>> START Data to use

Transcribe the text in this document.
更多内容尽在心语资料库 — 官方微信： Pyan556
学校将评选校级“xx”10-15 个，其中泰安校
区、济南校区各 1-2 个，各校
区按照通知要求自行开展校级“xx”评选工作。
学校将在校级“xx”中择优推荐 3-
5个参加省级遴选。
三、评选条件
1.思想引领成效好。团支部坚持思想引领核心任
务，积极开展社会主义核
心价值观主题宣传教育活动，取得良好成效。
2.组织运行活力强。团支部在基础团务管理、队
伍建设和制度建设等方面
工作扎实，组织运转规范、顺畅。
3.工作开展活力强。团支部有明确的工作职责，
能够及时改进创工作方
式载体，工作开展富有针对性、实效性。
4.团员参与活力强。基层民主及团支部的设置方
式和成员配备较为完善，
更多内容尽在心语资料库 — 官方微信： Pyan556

>> END Data to use

Given instruction ▸ Every record shown above must be echoed exactly.

Solution to this problem ▸
Transcribe the text in this document.
更多内容尽在心语资料库 — 官方微信： Pyan556
学校将评选校级“xx”10-15 个，其中泰安校
区、济南校区各 1-2 个，各校
区按照通知要求自行开展校级“xx”评选工作。
学校将在校级“xx”中择优推荐 3-
5个参加省级遴选。
三、评选条件
1.思想引领成效好。团支部坚持思想引领核心任
务，积极开展社会主义核
心价值观主题宣传教育活动，取得良好成效。
2.组织运行活力强。团支部在基础团务管理、队
伍建设和制度建设等方面
工作扎实，组织运转规范、顺畅。
3.工作开展活力强。团支部有明确的工作职责，
能够及时改进创工作方
式载体，工作开展富有针对性、实效性。
4.团员参与活力强。基层民主及团支部的设置方
式和成员配备较为完善，
更多内容尽在心语资料库 — 官方微信： Pyan556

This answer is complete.